## GIVEN RECORDS
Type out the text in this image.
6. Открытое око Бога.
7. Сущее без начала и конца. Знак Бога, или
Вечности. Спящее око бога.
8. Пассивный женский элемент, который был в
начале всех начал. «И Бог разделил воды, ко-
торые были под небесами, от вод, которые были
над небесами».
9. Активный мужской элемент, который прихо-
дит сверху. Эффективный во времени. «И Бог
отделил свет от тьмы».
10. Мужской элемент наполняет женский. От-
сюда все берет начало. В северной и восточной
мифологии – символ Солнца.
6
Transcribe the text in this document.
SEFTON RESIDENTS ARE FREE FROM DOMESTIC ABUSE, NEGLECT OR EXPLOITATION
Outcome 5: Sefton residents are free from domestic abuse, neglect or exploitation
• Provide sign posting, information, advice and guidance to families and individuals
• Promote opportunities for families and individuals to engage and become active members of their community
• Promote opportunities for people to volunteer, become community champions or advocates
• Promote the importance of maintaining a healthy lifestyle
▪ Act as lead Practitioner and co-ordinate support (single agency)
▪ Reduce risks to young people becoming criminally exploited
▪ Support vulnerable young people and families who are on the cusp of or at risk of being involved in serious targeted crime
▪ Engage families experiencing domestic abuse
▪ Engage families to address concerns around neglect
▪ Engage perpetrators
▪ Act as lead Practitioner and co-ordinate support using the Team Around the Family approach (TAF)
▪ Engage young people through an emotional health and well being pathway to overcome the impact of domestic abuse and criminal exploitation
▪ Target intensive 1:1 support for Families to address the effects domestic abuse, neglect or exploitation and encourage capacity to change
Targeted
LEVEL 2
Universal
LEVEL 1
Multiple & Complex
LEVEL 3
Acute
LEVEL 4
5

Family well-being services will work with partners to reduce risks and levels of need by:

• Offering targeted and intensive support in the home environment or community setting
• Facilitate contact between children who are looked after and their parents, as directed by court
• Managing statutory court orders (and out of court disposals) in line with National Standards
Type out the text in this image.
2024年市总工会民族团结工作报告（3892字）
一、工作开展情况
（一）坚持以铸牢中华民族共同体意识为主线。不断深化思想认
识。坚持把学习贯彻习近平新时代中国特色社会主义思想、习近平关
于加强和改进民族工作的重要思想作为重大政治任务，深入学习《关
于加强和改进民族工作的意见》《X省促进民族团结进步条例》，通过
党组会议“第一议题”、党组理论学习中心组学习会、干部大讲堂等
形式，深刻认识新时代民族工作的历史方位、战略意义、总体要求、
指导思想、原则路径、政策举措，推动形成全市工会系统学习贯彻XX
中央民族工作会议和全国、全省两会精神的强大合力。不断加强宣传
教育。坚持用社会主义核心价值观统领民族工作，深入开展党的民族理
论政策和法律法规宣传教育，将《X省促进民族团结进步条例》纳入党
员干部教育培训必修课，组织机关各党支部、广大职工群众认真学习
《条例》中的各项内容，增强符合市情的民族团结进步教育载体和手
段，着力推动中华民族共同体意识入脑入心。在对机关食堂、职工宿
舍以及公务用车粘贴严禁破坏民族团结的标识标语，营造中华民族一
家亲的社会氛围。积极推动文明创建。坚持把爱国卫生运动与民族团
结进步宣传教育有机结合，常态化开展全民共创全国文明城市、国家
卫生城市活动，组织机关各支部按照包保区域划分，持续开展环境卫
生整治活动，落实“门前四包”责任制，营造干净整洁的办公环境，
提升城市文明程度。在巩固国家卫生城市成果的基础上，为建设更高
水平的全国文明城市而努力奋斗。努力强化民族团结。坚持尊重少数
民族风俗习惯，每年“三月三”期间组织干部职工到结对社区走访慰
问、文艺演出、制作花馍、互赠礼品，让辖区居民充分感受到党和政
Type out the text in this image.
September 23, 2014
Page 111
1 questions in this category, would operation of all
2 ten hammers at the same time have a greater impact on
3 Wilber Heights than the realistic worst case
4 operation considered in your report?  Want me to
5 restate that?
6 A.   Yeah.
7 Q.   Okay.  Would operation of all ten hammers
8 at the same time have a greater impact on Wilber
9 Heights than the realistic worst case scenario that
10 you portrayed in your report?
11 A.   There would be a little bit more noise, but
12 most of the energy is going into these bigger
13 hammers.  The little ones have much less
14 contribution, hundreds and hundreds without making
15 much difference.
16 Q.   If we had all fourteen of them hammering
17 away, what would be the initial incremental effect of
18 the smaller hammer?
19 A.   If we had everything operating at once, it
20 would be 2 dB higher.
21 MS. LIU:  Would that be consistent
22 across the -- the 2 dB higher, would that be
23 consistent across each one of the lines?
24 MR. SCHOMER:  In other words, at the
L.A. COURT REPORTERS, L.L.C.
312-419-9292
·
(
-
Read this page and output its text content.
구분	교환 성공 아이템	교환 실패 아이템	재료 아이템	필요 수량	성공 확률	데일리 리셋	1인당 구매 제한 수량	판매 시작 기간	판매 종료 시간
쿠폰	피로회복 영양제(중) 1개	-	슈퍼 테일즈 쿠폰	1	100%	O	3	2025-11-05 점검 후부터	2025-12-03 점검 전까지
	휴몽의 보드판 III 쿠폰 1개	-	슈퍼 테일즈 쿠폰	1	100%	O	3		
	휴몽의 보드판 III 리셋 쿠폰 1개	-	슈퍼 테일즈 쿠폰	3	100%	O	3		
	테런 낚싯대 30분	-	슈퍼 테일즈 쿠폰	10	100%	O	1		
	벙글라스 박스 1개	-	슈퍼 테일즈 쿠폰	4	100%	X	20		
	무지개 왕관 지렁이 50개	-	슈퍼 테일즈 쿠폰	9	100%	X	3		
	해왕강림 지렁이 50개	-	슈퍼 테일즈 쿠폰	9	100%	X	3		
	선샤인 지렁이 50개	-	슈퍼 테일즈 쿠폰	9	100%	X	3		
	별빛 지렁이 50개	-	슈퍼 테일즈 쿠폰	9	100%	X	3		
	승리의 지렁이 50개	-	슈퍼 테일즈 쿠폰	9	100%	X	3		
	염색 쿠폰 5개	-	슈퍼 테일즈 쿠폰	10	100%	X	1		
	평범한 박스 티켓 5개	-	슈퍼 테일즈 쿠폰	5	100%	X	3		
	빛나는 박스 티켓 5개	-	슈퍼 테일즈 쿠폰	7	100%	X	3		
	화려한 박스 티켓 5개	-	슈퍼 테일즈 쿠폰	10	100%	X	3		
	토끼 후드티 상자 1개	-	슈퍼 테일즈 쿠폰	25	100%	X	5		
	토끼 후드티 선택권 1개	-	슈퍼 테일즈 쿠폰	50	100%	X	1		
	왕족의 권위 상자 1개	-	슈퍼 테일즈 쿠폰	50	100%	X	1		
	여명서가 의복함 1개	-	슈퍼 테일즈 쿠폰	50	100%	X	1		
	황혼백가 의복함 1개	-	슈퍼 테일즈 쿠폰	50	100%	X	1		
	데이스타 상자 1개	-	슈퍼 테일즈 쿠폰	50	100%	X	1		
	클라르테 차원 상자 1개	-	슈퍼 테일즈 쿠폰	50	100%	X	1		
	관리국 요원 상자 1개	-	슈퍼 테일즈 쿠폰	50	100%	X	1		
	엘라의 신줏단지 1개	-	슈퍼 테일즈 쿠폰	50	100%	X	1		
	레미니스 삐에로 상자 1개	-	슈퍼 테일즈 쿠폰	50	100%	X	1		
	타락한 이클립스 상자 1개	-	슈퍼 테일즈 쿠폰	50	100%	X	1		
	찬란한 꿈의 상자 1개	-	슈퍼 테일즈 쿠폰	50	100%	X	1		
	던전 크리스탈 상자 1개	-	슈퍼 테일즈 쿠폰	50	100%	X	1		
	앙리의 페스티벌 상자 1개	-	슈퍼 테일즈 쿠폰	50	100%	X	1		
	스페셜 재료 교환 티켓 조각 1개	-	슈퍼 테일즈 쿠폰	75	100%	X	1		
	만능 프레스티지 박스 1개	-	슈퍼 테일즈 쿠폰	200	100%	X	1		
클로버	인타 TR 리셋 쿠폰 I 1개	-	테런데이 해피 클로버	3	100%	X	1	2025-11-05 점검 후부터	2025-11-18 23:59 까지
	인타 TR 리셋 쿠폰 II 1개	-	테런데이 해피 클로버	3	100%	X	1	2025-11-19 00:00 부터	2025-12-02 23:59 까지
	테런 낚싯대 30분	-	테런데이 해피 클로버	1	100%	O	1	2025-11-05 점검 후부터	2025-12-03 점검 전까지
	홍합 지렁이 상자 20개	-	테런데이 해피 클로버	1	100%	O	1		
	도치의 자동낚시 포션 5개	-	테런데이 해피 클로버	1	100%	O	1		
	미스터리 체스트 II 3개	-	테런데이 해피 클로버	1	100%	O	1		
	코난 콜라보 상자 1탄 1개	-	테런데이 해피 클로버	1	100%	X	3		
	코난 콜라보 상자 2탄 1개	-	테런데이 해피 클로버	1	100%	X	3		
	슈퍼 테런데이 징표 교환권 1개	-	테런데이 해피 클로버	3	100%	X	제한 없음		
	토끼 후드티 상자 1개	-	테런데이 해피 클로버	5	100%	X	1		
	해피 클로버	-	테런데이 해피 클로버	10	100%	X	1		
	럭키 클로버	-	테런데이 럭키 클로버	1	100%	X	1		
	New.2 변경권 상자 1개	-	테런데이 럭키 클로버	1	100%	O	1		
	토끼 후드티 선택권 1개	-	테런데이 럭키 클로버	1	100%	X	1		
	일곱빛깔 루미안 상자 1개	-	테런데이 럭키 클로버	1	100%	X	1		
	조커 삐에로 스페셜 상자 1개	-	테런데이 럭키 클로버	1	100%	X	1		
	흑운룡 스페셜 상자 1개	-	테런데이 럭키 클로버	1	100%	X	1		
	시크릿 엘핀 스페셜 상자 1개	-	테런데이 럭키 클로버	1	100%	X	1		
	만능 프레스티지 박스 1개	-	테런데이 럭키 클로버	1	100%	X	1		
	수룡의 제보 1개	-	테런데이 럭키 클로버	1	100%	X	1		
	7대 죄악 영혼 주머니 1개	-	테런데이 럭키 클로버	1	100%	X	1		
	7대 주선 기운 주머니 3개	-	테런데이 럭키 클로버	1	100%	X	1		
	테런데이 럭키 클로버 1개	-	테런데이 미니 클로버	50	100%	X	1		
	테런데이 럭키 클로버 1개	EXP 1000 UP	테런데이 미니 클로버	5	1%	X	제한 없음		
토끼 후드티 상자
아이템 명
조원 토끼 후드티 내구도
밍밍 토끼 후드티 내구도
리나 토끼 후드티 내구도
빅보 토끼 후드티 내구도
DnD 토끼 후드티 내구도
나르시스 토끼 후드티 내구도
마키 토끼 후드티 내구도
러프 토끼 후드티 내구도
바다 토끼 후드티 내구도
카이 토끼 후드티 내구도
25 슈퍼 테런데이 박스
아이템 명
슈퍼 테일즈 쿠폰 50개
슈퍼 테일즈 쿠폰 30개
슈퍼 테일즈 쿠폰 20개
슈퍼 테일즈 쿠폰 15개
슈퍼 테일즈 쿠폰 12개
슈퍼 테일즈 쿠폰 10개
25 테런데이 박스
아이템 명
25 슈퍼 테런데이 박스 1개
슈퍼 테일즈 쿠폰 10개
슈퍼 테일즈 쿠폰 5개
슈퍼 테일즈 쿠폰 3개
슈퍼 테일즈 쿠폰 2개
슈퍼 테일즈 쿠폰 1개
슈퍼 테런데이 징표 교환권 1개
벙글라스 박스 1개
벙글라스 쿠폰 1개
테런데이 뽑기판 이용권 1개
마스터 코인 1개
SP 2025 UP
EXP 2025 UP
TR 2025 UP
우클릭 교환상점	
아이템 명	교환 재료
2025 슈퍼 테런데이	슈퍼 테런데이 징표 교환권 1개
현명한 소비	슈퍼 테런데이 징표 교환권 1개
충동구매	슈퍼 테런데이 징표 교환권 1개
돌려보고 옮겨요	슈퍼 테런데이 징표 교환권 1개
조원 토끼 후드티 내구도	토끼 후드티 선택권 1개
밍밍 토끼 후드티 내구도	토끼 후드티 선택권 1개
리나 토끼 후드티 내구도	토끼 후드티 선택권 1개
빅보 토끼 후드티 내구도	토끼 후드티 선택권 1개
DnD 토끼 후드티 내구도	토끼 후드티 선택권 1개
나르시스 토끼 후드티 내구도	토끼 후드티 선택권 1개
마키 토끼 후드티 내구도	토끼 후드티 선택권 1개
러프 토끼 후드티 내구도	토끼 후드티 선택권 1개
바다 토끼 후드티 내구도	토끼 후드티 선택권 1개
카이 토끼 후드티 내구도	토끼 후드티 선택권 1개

## PROBLEM DETAILS
Take every line above carrying "나르시스" and return it.

## COMPLETED TASK
나르시스 토끼 후드티 내구도
나르시스 토끼 후드티 내구도	토끼 후드티 선택권 1개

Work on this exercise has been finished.